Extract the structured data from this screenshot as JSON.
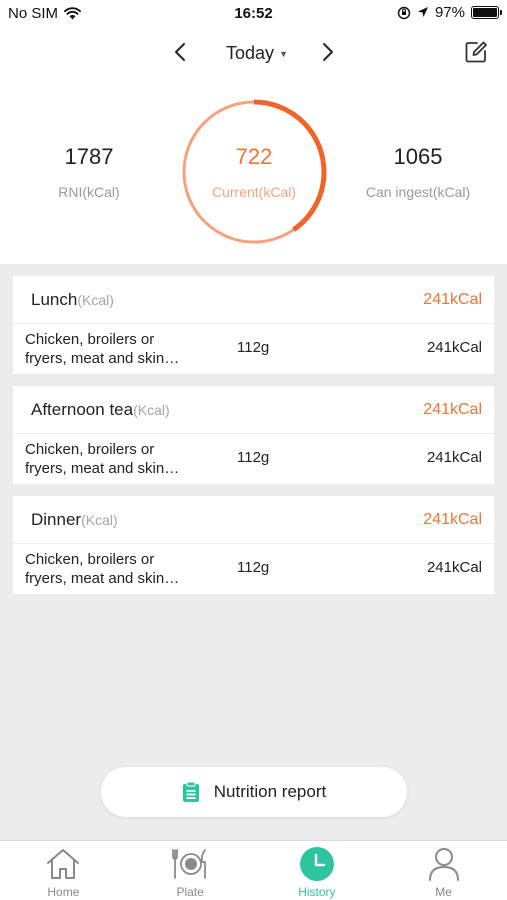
{
  "status_bar": {
    "carrier": "No SIM",
    "time": "16:52",
    "battery": "97%"
  },
  "header": {
    "date_label": "Today"
  },
  "summary": {
    "rni_value": "1787",
    "rni_label": "RNI(kCal)",
    "current_value": "722",
    "current_label": "Current(kCal)",
    "can_ingest_value": "1065",
    "can_ingest_label": "Can ingest(kCal)",
    "progress_fraction": 0.404
  },
  "meals": [
    {
      "name": "Lunch",
      "unit": "(Kcal)",
      "total": "241kCal",
      "items": [
        {
          "name_line1": "Chicken, broilers or",
          "name_line2": "fryers, meat and skin…",
          "weight": "112g",
          "calories": "241kCal"
        }
      ]
    },
    {
      "name": "Afternoon tea",
      "unit": "(Kcal)",
      "total": "241kCal",
      "items": [
        {
          "name_line1": "Chicken, broilers or",
          "name_line2": "fryers, meat and skin…",
          "weight": "112g",
          "calories": "241kCal"
        }
      ]
    },
    {
      "name": "Dinner",
      "unit": "(Kcal)",
      "total": "241kCal",
      "items": [
        {
          "name_line1": "Chicken, broilers or",
          "name_line2": "fryers, meat and skin…",
          "weight": "112g",
          "calories": "241kCal"
        }
      ]
    }
  ],
  "report_button": {
    "label": "Nutrition report"
  },
  "tabs": [
    {
      "label": "Home",
      "icon": "home-icon"
    },
    {
      "label": "Plate",
      "icon": "plate-icon"
    },
    {
      "label": "History",
      "icon": "clock-icon",
      "active": true
    },
    {
      "label": "Me",
      "icon": "person-icon"
    }
  ],
  "colors": {
    "accent": "#f07436",
    "accent_light": "#f3a47e",
    "active_tab": "#2ec4a0",
    "background": "#ececec"
  }
}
----------------------------------------
> What you have to do
Repeat each record exactly, with the pictures left out.

> Final result
Extract the structured data from this screenshot as JSON.
{
  "status_bar": {
    "carrier": "No SIM",
    "time": "16:52",
    "battery": "97%"
  },
  "header": {
    "date_label": "Today"
  },
  "summary": {
    "rni_value": "1787",
    "rni_label": "RNI(kCal)",
    "current_value": "722",
    "current_label": "Current(kCal)",
    "can_ingest_value": "1065",
    "can_ingest_label": "Can ingest(kCal)",
    "progress_fraction": 0.404
  },
  "meals": [
    {
      "name": "Lunch",
      "unit": "(Kcal)",
      "total": "241kCal",
      "items": [
        {
          "name_line1": "Chicken, broilers or",
          "name_line2": "fryers, meat and skin…",
          "weight": "112g",
          "calories": "241kCal"
        }
      ]
    },
    {
      "name": "Afternoon tea",
      "unit": "(Kcal)",
      "total": "241kCal",
      "items": [
        {
          "name_line1": "Chicken, broilers or",
          "name_line2": "fryers, meat and skin…",
          "weight": "112g",
          "calories": "241kCal"
        }
      ]
    },
    {
      "name": "Dinner",
      "unit": "(Kcal)",
      "total": "241kCal",
      "items": [
        {
          "name_line1": "Chicken, broilers or",
          "name_line2": "fryers, meat and skin…",
          "weight": "112g",
          "calories": "241kCal"
        }
      ]
    }
  ],
  "report_button": {
    "label": "Nutrition report"
  },
  "tabs": [
    {
      "label": "Home",
      "icon": "home-icon"
    },
    {
      "label": "Plate",
      "icon": "plate-icon"
    },
    {
      "label": "History",
      "icon": "clock-icon",
      "active": true
    },
    {
      "label": "Me",
      "icon": "person-icon"
    }
  ],
  "colors": {
    "accent": "#f07436",
    "accent_light": "#f3a47e",
    "active_tab": "#2ec4a0",
    "background": "#ececec"
  }
}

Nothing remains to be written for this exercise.